- [GOAL]:
State how many lines in the records below contain the string "Home", giving only the number.
--- Begin TASK INPUTS ---
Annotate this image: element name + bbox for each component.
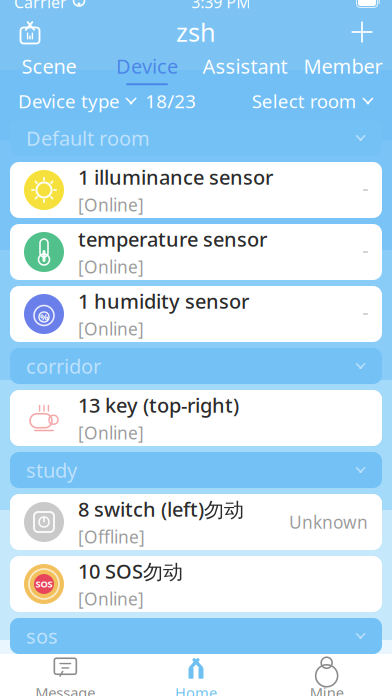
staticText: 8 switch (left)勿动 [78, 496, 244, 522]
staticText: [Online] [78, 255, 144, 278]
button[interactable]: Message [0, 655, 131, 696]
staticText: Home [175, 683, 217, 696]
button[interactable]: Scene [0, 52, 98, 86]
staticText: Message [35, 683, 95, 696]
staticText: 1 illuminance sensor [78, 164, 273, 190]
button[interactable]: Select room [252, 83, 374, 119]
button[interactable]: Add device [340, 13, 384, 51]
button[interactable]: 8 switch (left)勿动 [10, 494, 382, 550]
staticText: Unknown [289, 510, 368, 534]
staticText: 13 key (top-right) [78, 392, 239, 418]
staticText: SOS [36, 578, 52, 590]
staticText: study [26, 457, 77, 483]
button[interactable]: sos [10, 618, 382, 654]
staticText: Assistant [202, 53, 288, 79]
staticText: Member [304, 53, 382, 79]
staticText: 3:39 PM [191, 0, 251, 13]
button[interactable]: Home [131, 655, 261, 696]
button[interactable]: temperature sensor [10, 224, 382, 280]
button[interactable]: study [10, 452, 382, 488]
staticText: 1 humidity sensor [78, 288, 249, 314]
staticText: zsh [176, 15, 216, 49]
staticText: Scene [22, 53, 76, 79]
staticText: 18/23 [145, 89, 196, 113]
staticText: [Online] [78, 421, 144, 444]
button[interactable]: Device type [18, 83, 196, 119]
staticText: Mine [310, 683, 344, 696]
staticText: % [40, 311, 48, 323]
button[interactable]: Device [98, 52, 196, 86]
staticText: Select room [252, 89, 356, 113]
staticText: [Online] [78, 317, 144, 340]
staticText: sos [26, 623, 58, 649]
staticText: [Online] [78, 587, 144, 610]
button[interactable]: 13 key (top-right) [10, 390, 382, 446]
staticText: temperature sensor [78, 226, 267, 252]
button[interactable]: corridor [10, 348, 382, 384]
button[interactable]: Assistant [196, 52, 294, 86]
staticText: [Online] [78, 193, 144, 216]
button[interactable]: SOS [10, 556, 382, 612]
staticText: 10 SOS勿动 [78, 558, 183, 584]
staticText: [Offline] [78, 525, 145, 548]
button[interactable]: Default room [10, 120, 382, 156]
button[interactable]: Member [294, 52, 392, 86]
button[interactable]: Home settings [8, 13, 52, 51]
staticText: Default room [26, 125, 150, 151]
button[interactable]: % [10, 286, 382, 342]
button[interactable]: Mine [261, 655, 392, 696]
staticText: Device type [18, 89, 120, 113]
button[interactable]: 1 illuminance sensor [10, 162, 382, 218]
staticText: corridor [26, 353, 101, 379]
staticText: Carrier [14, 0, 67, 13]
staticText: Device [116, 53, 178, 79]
--- End TASK INPUTS ---
--- Begin TASK INPUTS ---
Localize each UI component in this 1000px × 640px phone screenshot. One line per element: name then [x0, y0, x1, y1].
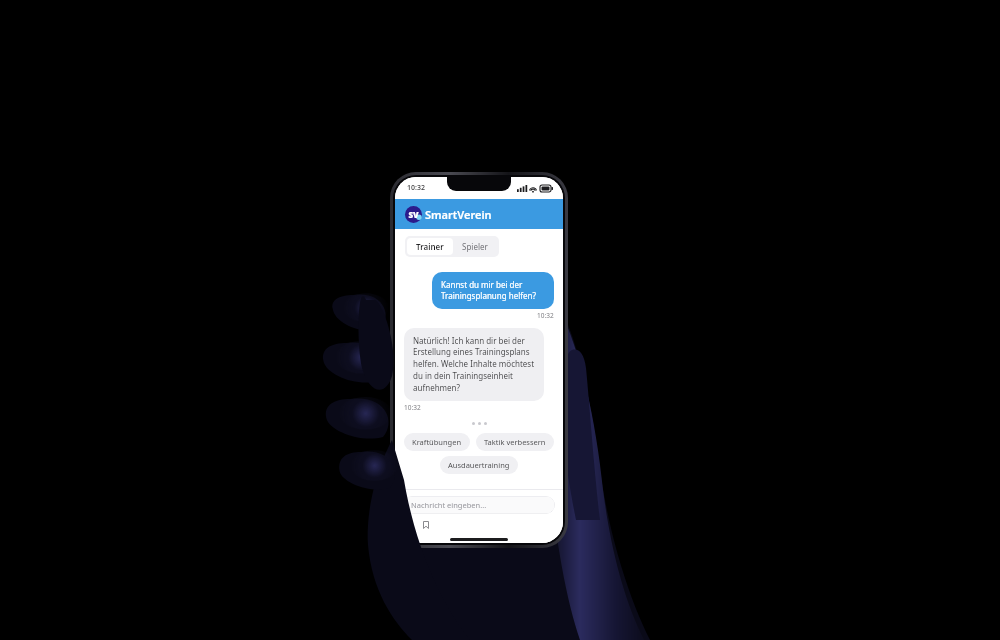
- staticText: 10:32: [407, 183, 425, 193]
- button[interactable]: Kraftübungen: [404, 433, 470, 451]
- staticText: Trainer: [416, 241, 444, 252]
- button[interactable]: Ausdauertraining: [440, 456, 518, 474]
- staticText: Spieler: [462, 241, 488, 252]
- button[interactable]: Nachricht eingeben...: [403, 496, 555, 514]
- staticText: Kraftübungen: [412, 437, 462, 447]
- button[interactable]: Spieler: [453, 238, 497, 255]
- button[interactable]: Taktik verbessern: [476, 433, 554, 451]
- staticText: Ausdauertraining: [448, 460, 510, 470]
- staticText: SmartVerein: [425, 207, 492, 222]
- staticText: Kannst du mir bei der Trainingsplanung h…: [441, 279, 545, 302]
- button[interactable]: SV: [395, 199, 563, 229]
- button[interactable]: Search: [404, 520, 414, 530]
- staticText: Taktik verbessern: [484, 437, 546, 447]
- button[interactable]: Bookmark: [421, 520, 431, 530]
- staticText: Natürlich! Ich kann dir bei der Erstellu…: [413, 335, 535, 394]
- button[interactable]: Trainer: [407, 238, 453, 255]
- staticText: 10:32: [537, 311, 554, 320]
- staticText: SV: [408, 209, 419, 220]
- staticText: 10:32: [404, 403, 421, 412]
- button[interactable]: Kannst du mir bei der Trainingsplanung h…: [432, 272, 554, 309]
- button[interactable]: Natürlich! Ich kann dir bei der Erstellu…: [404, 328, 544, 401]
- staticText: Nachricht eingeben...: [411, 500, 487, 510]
--- End TASK INPUTS ---
- [COMPLETE RESPONSE]:
3